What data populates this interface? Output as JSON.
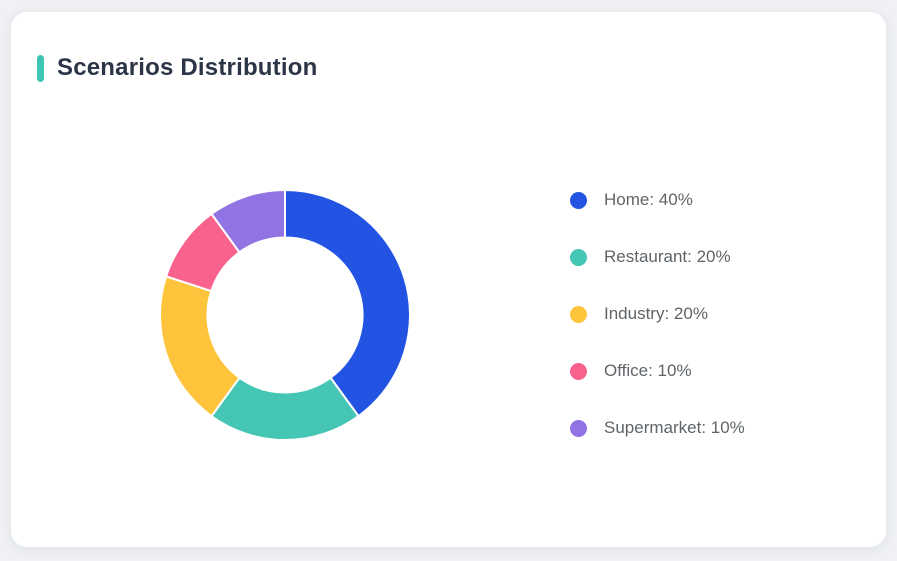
{
  "page": {
    "background_color": "#eff1f4"
  },
  "card": {
    "title": "Scenarios Distribution",
    "accent_color": "#3ec6b4",
    "background_color": "#ffffff",
    "title_color": "#2b3547"
  },
  "chart_data": {
    "type": "pie",
    "subtype": "donut",
    "title": "Scenarios Distribution",
    "categories": [
      "Home",
      "Restaurant",
      "Industry",
      "Office",
      "Supermarket"
    ],
    "values": [
      40,
      20,
      20,
      10,
      10
    ],
    "unit": "%",
    "colors": [
      "#2253e3",
      "#45c6b5",
      "#fdc43c",
      "#f9628c",
      "#9173e3"
    ],
    "legend_labels": [
      "Home: 40%",
      "Restaurant: 20%",
      "Industry: 20%",
      "Office: 10%",
      "Supermarket: 10%"
    ],
    "legend_position": "right",
    "start_angle_deg": 0,
    "direction": "clockwise",
    "inner_radius_ratio": 0.62,
    "segment_border_color": "#ffffff",
    "legend_text_color": "#5f6468"
  }
}
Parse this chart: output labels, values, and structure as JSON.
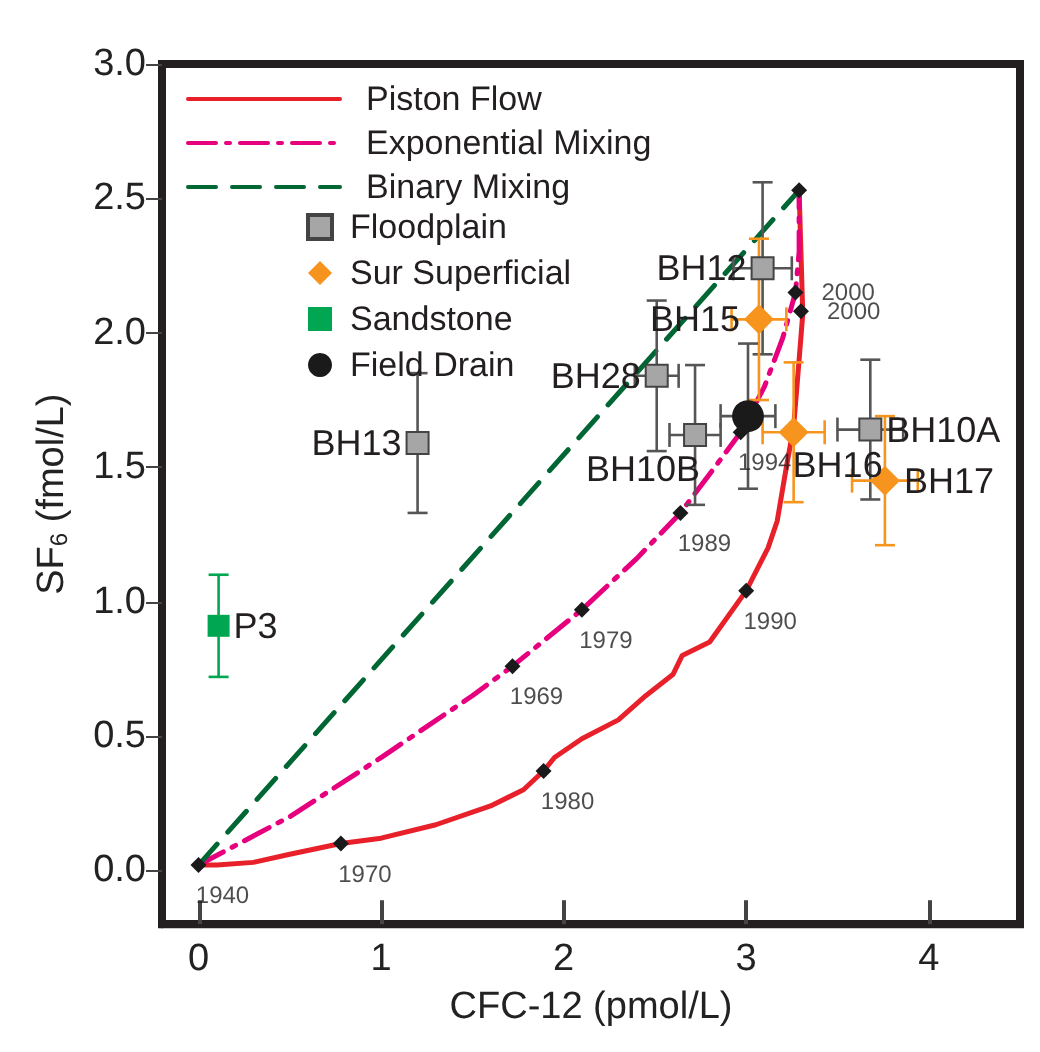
{
  "chart_data": {
    "type": "line",
    "xlabel": "CFC-12 (pmol/L)",
    "ylabel": "SF$_{6}$ (fmol/L)",
    "xlim": [
      -0.2,
      4.5
    ],
    "ylim": [
      -0.2,
      3.0
    ],
    "xticks": [
      0,
      1,
      2,
      3,
      4
    ],
    "yticks": [
      {
        "value": 0,
        "label": "0.0"
      },
      0.5,
      {
        "value": 1,
        "label": "1.0"
      },
      1.5,
      {
        "value": 2,
        "label": "2.0"
      },
      2.5,
      {
        "value": 3,
        "label": "3.0"
      }
    ],
    "grid": false,
    "legend": "top left",
    "annotations": [
      {
        "text": "1940",
        "x": 0,
        "y": 0.02
      },
      {
        "text": "1970",
        "x": 0.78,
        "y": 0.1
      },
      {
        "text": "1980",
        "x": 1.89,
        "y": 0.37
      },
      {
        "text": "1990",
        "x": 3.0,
        "y": 1.04
      },
      {
        "text": "2000",
        "x": 3.3,
        "y": 2.08
      },
      {
        "text": "1969",
        "x": 1.72,
        "y": 0.76
      },
      {
        "text": "1979",
        "x": 2.1,
        "y": 0.97
      },
      {
        "text": "1989",
        "x": 2.64,
        "y": 1.33
      },
      {
        "text": "1994",
        "x": 2.97,
        "y": 1.63
      },
      {
        "text": "2000",
        "x": 3.27,
        "y": 2.15
      }
    ],
    "series": [
      {
        "name": "Piston Flow",
        "color": "#e8202a",
        "line_style": "solid",
        "marker": "none",
        "x": [
          0,
          0.1,
          0.3,
          0.5,
          0.78,
          1.0,
          1.3,
          1.6,
          1.78,
          1.89,
          1.95,
          2.1,
          2.3,
          2.45,
          2.6,
          2.65,
          2.8,
          3.0,
          3.12,
          3.17,
          3.22,
          3.26,
          3.29,
          3.31,
          3.3,
          3.29
        ],
        "values": [
          0.02,
          0.02,
          0.03,
          0.06,
          0.1,
          0.12,
          0.17,
          0.24,
          0.3,
          0.37,
          0.42,
          0.49,
          0.56,
          0.65,
          0.73,
          0.8,
          0.85,
          1.04,
          1.2,
          1.3,
          1.5,
          1.65,
          1.9,
          2.07,
          2.3,
          2.53
        ]
      },
      {
        "name": "Exponential Mixing",
        "color": "#e6007e",
        "line_style": "dashdot",
        "marker": "none",
        "x": [
          0,
          0.5,
          1.0,
          1.5,
          1.72,
          2.1,
          2.4,
          2.64,
          2.85,
          2.97,
          3.1,
          3.2,
          3.27,
          3.29,
          3.29
        ],
        "values": [
          0.02,
          0.2,
          0.42,
          0.65,
          0.76,
          0.97,
          1.16,
          1.33,
          1.52,
          1.63,
          1.8,
          1.98,
          2.15,
          2.3,
          2.53
        ]
      },
      {
        "name": "Binary Mixing",
        "color": "#006633",
        "line_style": "dashed",
        "marker": "none",
        "x": [
          0,
          3.29
        ],
        "values": [
          0.02,
          2.53
        ]
      },
      {
        "type": "scatter",
        "color": "#1a1a1a",
        "marker": "diamond",
        "x": [
          0,
          0.78,
          1.89,
          3.0,
          3.3,
          1.72,
          2.1,
          2.64,
          2.97,
          3.27,
          3.29
        ],
        "values": [
          0.02,
          0.1,
          0.37,
          1.04,
          2.08,
          0.76,
          0.97,
          1.33,
          1.63,
          2.15,
          2.53
        ]
      },
      {
        "type": "scatter",
        "name": "Floodplain",
        "color": "#a6a6a6",
        "marker": "square",
        "x": [
          3.09,
          2.51,
          2.72,
          3.68,
          1.2
        ],
        "values": [
          2.24,
          1.84,
          1.62,
          1.64,
          1.59
        ],
        "errors": [
          0.32,
          0.28,
          0.26,
          0.26,
          0.26
        ],
        "xerrors": [
          0.16,
          0.12,
          0.14,
          0.18,
          null
        ],
        "value_labels": [
          "BH12",
          "BH28",
          "BH10B",
          "BH10A",
          "BH13"
        ]
      },
      {
        "type": "scatter",
        "name": "Sur Superficial",
        "color": "#f7941d",
        "marker": "diamond",
        "x": [
          3.07,
          3.26,
          3.76
        ],
        "values": [
          2.05,
          1.63,
          1.45
        ],
        "errors": [
          0.3,
          0.26,
          0.24
        ],
        "xerrors": [
          0.15,
          0.17,
          0.18
        ],
        "value_labels": [
          "BH15",
          "BH16",
          "BH17"
        ]
      },
      {
        "type": "scatter",
        "name": "Sandstone",
        "color": "#00a651",
        "marker": "square",
        "x": [
          0.11
        ],
        "values": [
          0.91
        ],
        "errors": [
          0.19
        ],
        "value_labels": [
          "P3"
        ]
      },
      {
        "type": "scatter",
        "name": "Field Drain",
        "color": "#1a1a1a",
        "marker": "circle",
        "x": [
          3.01
        ],
        "values": [
          1.69
        ],
        "errors": [
          0.27
        ],
        "xerrors": [
          0.15
        ]
      }
    ]
  }
}
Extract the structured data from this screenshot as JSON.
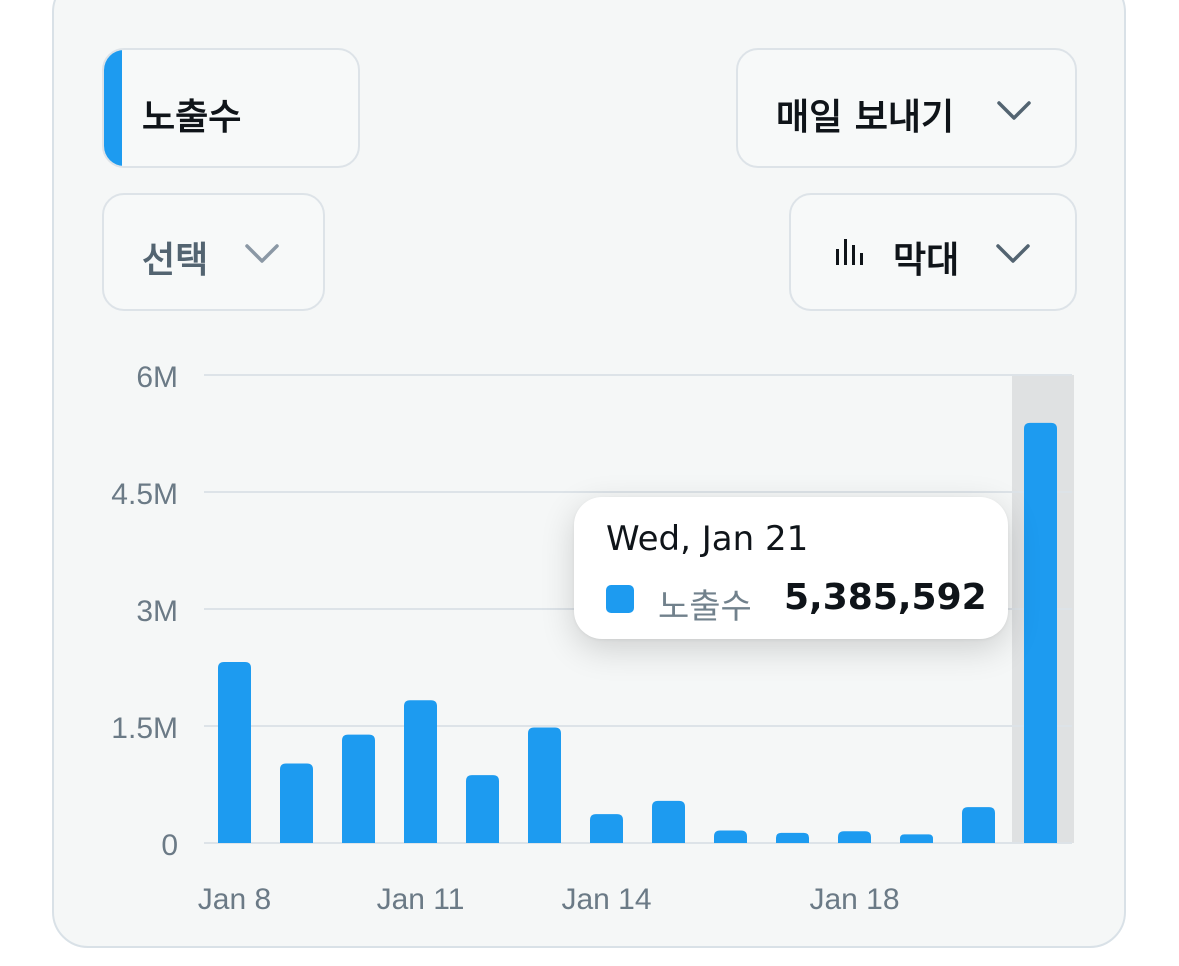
{
  "controls": {
    "metric": "노출수",
    "export": "매일 보내기",
    "select": "선택",
    "chart_type": "막대"
  },
  "colors": {
    "accent": "#1d9bf0",
    "bar": "#1d9bf0",
    "grid": "#dde3e8",
    "tick_text": "#6b7a86",
    "highlight_band": "#dfe1e2"
  },
  "icons": {
    "dropdown": "chevron-down-icon",
    "chart_type": "bar-chart-icon"
  },
  "chart_data": {
    "type": "bar",
    "series": [
      {
        "values": [
          2320000,
          1020000,
          1390000,
          1830000,
          870000,
          1480000,
          370000,
          540000,
          160000,
          130000,
          150000,
          110000,
          460000,
          5385592
        ]
      }
    ],
    "x_tick_labels": [
      "Jan 8",
      "Jan 11",
      "Jan 14",
      "Jan 18"
    ],
    "x_tick_index": [
      0,
      3,
      6,
      10
    ],
    "y_ticks": [
      0,
      1500000,
      3000000,
      4500000,
      6000000
    ],
    "y_tick_labels": [
      "0",
      "1.5M",
      "3M",
      "4.5M",
      "6M"
    ],
    "ylim": [
      0,
      6000000
    ],
    "grid": true,
    "highlighted_index": 13,
    "tooltip": {
      "date": "Wed, Jan 21",
      "series": "노출수",
      "value": "5,385,592"
    }
  }
}
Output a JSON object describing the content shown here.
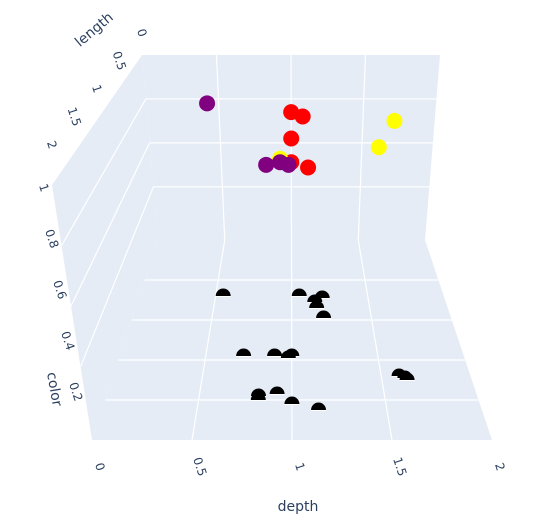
{
  "chart_data": {
    "type": "scatter3d",
    "axes": {
      "x": {
        "label": "depth",
        "range": [
          0,
          2
        ],
        "ticks": [
          "0",
          "0.5",
          "1",
          "1.5",
          "2"
        ]
      },
      "y": {
        "label": "color",
        "range": [
          0,
          1
        ],
        "ticks": [
          "0.2",
          "0.4",
          "0.6",
          "0.8",
          "1"
        ]
      },
      "z": {
        "label": "length",
        "range": [
          0,
          2
        ],
        "ticks": [
          "0",
          "0.5",
          "1",
          "1.5",
          "2"
        ]
      }
    },
    "grid": true,
    "background_color": "#e5ecf6",
    "grid_color": "#ffffff",
    "marker_colors": {
      "purple": "#800080",
      "red": "#ff0000",
      "yellow": "#ffff00",
      "black": "#000000"
    },
    "points_upper": [
      {
        "depth": 0.42,
        "color": 0.95,
        "length": 0.55,
        "marker": "circle",
        "fill": "#800080"
      },
      {
        "depth": 1.0,
        "color": 0.95,
        "length": 0.65,
        "marker": "circle",
        "fill": "#ff0000"
      },
      {
        "depth": 1.08,
        "color": 0.95,
        "length": 0.7,
        "marker": "circle",
        "fill": "#ff0000"
      },
      {
        "depth": 1.0,
        "color": 0.95,
        "length": 0.95,
        "marker": "circle",
        "fill": "#ff0000"
      },
      {
        "depth": 1.0,
        "color": 0.95,
        "length": 1.22,
        "marker": "circle",
        "fill": "#ff0000"
      },
      {
        "depth": 0.92,
        "color": 0.95,
        "length": 1.18,
        "marker": "circle",
        "fill": "#ffff00"
      },
      {
        "depth": 1.12,
        "color": 0.95,
        "length": 1.28,
        "marker": "circle",
        "fill": "#ff0000"
      },
      {
        "depth": 0.82,
        "color": 0.95,
        "length": 1.25,
        "marker": "circle",
        "fill": "#800080"
      },
      {
        "depth": 0.92,
        "color": 0.95,
        "length": 1.22,
        "marker": "circle",
        "fill": "#800080"
      },
      {
        "depth": 0.98,
        "color": 0.95,
        "length": 1.25,
        "marker": "circle",
        "fill": "#800080"
      },
      {
        "depth": 1.72,
        "color": 0.95,
        "length": 0.75,
        "marker": "circle",
        "fill": "#ffff00"
      },
      {
        "depth": 1.62,
        "color": 0.95,
        "length": 1.05,
        "marker": "circle",
        "fill": "#ffff00"
      }
    ],
    "points_lower": [
      {
        "depth": 0.55,
        "color": 0.72,
        "marker": "half-circle",
        "fill": "#000000"
      },
      {
        "depth": 1.05,
        "color": 0.72,
        "marker": "half-circle",
        "fill": "#000000"
      },
      {
        "depth": 1.2,
        "color": 0.71,
        "marker": "half-circle",
        "fill": "#000000"
      },
      {
        "depth": 1.15,
        "color": 0.69,
        "marker": "half-circle",
        "fill": "#000000"
      },
      {
        "depth": 1.16,
        "color": 0.66,
        "marker": "half-circle",
        "fill": "#000000"
      },
      {
        "depth": 1.2,
        "color": 0.61,
        "marker": "half-circle",
        "fill": "#000000"
      },
      {
        "depth": 0.72,
        "color": 0.42,
        "marker": "half-circle",
        "fill": "#000000"
      },
      {
        "depth": 0.9,
        "color": 0.42,
        "marker": "half-circle",
        "fill": "#000000"
      },
      {
        "depth": 1.0,
        "color": 0.42,
        "marker": "half-circle",
        "fill": "#000000"
      },
      {
        "depth": 0.98,
        "color": 0.41,
        "marker": "half-circle",
        "fill": "#000000"
      },
      {
        "depth": 1.6,
        "color": 0.32,
        "marker": "half-circle",
        "fill": "#000000"
      },
      {
        "depth": 1.63,
        "color": 0.31,
        "marker": "half-circle",
        "fill": "#000000"
      },
      {
        "depth": 1.64,
        "color": 0.3,
        "marker": "half-circle",
        "fill": "#000000"
      },
      {
        "depth": 0.82,
        "color": 0.22,
        "marker": "half-circle",
        "fill": "#000000"
      },
      {
        "depth": 0.92,
        "color": 0.23,
        "marker": "half-circle",
        "fill": "#000000"
      },
      {
        "depth": 0.82,
        "color": 0.2,
        "marker": "half-circle",
        "fill": "#000000"
      },
      {
        "depth": 1.0,
        "color": 0.18,
        "marker": "half-circle",
        "fill": "#000000"
      },
      {
        "depth": 1.14,
        "color": 0.15,
        "marker": "half-circle",
        "fill": "#000000"
      }
    ]
  }
}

= = = = = = =

◆ Work to complete
Go through the data and count each line that has the word "this", then give the total alone.

◆ Correct output
3